— Start of Supplied data —

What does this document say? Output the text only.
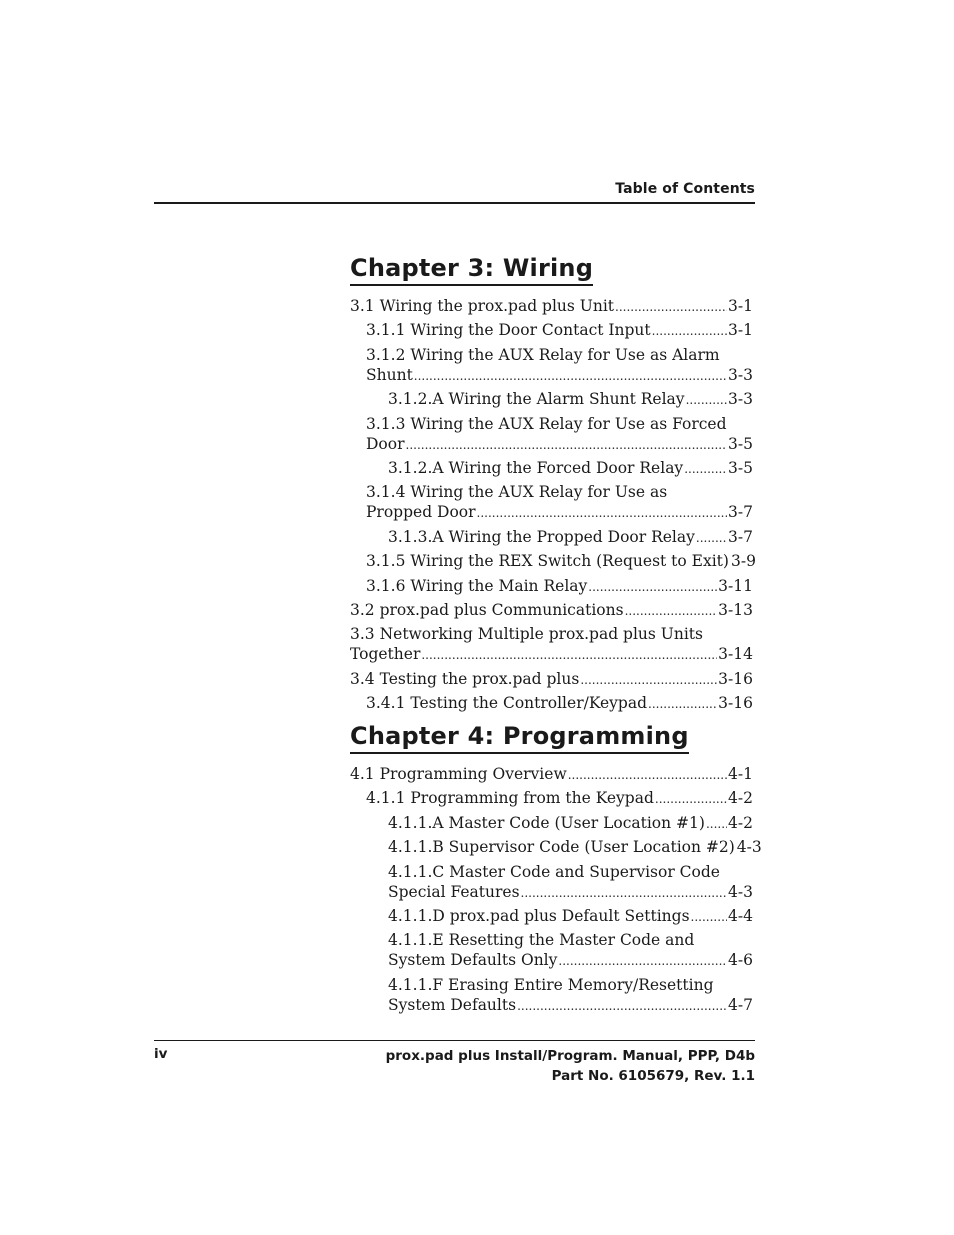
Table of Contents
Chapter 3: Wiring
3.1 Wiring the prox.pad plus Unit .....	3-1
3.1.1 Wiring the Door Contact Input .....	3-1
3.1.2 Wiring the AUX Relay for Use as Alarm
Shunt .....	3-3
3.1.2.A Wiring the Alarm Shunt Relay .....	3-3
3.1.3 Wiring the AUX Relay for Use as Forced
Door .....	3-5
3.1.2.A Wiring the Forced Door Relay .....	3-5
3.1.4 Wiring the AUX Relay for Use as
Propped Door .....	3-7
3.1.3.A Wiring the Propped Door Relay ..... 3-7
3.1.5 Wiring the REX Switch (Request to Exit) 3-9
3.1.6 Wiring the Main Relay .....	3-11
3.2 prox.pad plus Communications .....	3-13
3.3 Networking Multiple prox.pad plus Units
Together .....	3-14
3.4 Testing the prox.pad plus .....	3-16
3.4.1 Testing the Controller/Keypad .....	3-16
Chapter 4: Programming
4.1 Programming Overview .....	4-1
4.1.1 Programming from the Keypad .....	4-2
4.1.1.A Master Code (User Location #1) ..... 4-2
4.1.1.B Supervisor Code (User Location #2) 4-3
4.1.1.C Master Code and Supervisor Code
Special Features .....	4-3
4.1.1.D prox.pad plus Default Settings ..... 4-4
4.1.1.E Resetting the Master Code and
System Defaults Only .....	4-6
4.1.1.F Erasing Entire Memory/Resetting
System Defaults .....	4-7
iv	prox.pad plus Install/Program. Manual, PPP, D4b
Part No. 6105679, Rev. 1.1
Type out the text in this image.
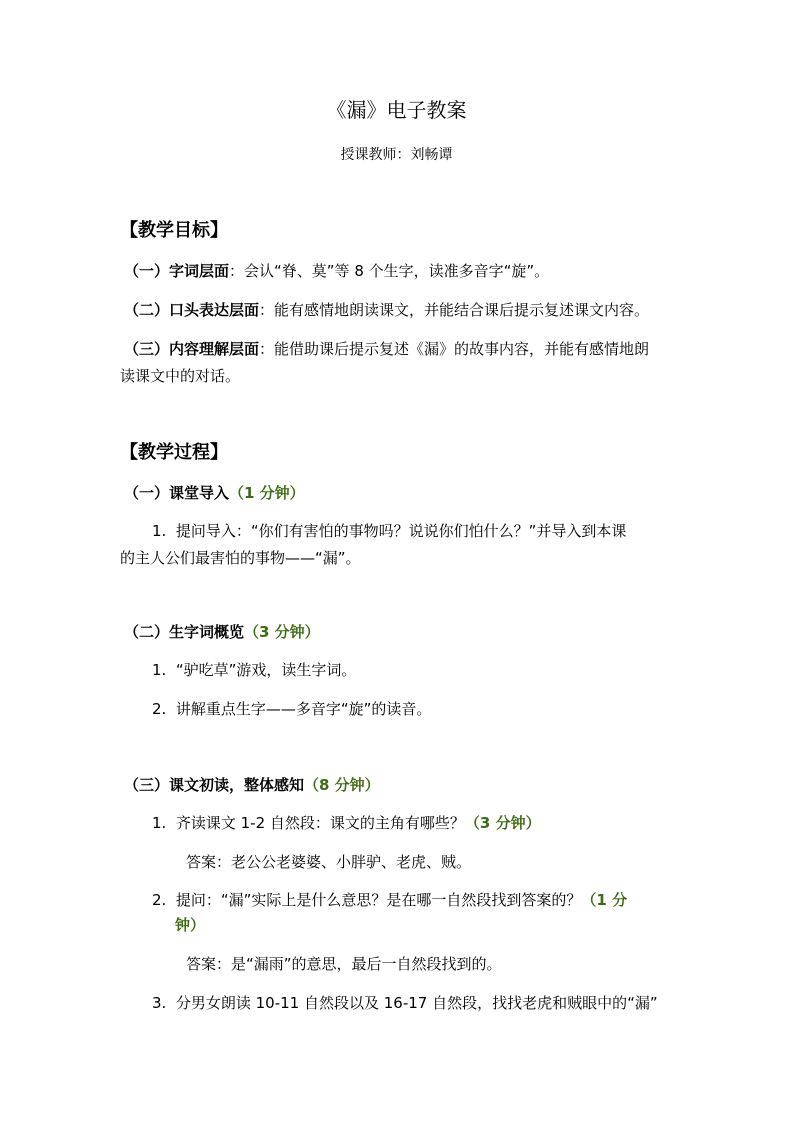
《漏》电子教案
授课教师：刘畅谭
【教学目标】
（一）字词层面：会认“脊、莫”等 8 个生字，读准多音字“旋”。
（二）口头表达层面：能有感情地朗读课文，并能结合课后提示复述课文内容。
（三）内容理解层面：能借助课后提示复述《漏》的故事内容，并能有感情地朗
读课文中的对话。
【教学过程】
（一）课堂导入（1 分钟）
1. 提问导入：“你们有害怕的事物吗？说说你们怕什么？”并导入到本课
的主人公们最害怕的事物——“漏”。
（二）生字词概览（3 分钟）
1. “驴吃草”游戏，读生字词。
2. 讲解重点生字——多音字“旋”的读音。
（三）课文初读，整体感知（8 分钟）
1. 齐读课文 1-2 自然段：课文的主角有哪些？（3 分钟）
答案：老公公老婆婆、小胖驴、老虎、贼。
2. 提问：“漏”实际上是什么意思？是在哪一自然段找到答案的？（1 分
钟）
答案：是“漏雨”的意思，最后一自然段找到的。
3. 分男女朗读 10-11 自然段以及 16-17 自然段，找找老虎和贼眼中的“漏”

— End of Supplied data —
— Start of Supplied data —

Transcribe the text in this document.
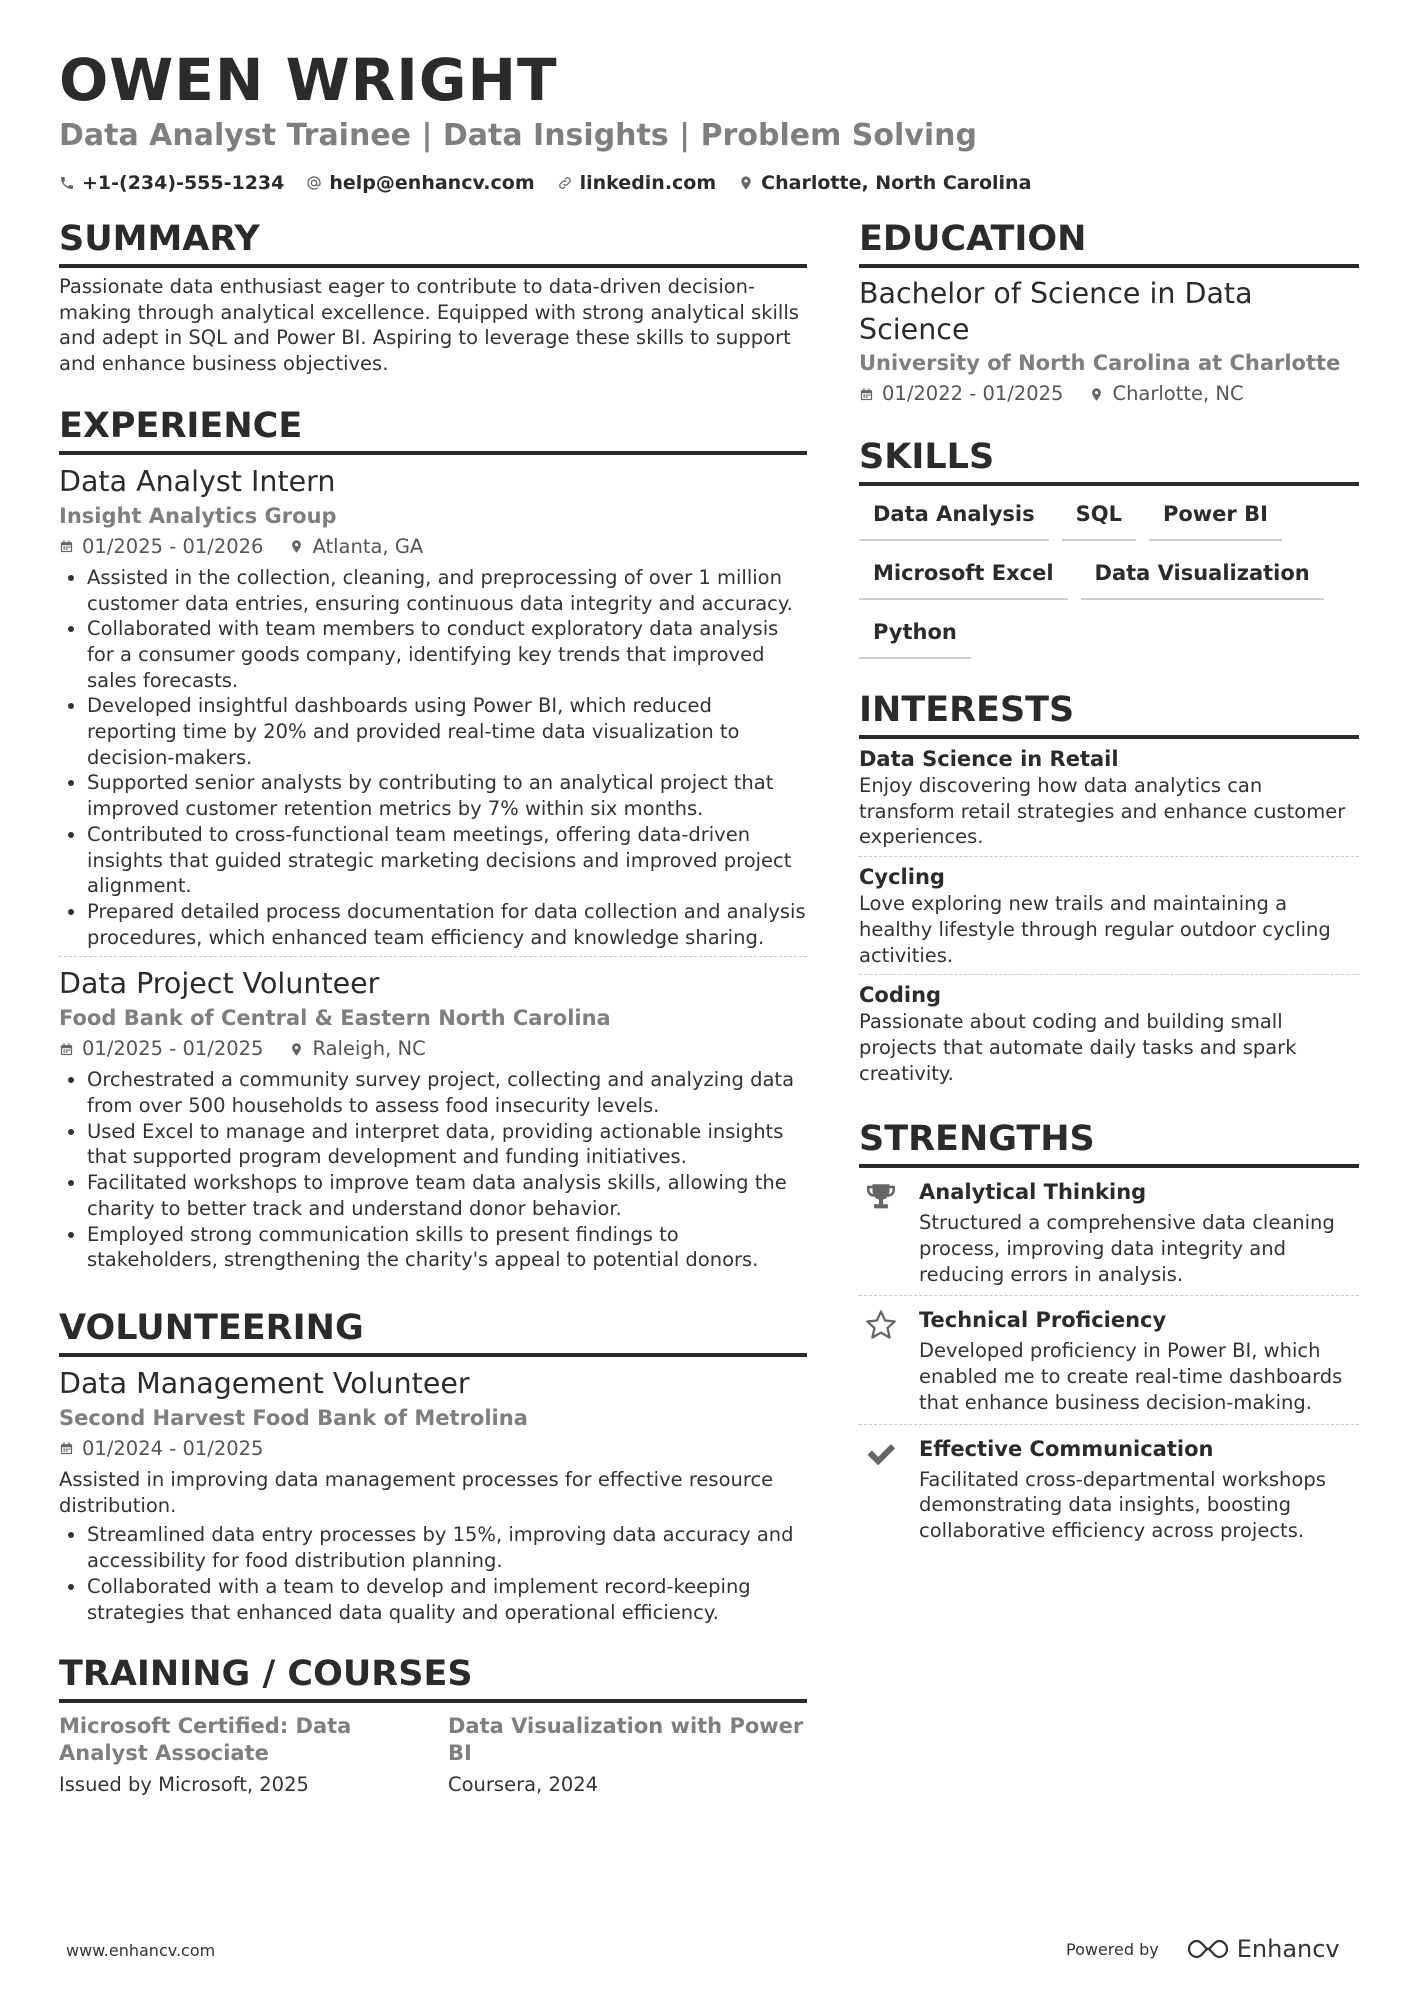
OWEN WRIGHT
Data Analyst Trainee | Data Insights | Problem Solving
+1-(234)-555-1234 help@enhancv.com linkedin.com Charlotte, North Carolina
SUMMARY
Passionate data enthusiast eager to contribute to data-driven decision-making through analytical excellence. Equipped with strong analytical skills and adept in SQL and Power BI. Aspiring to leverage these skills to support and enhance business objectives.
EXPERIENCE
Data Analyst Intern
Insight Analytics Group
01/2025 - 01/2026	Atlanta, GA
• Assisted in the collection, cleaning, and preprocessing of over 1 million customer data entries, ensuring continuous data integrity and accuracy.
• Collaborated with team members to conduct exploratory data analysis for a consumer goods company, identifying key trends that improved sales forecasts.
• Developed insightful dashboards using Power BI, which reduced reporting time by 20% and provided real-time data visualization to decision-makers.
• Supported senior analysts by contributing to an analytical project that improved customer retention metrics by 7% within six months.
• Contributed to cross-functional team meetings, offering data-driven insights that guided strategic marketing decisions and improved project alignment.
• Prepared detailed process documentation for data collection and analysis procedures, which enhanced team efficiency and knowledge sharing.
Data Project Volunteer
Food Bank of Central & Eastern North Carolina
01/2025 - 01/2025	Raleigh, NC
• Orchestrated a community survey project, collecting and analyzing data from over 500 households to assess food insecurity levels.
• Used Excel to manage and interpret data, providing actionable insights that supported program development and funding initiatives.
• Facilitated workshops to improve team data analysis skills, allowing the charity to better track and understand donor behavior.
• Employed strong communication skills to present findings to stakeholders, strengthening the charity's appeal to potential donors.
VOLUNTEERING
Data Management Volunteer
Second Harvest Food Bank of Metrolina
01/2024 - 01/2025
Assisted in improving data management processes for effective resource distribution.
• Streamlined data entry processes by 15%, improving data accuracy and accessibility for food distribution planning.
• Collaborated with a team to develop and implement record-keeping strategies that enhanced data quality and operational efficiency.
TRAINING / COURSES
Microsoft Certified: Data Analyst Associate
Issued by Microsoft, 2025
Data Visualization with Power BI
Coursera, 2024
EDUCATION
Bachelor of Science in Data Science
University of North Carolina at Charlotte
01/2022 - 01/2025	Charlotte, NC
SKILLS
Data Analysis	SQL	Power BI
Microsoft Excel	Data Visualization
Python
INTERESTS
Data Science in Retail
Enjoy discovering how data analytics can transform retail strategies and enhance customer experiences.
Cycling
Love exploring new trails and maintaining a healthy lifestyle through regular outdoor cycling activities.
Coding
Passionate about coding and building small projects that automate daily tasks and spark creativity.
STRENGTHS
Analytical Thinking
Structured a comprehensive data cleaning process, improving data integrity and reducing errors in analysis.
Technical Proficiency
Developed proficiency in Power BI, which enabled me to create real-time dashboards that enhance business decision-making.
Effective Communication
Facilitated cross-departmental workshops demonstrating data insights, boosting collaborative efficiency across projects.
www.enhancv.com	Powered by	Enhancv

— End of Supplied data —

Look over the material above and show each line where "Carolina" appears.

* [Exercise solution]:
+1-(234)-555-1234 help@enhancv.com linkedin.com Charlotte, North Carolina
Food Bank of Central & Eastern North Carolina
University of North Carolina at Charlotte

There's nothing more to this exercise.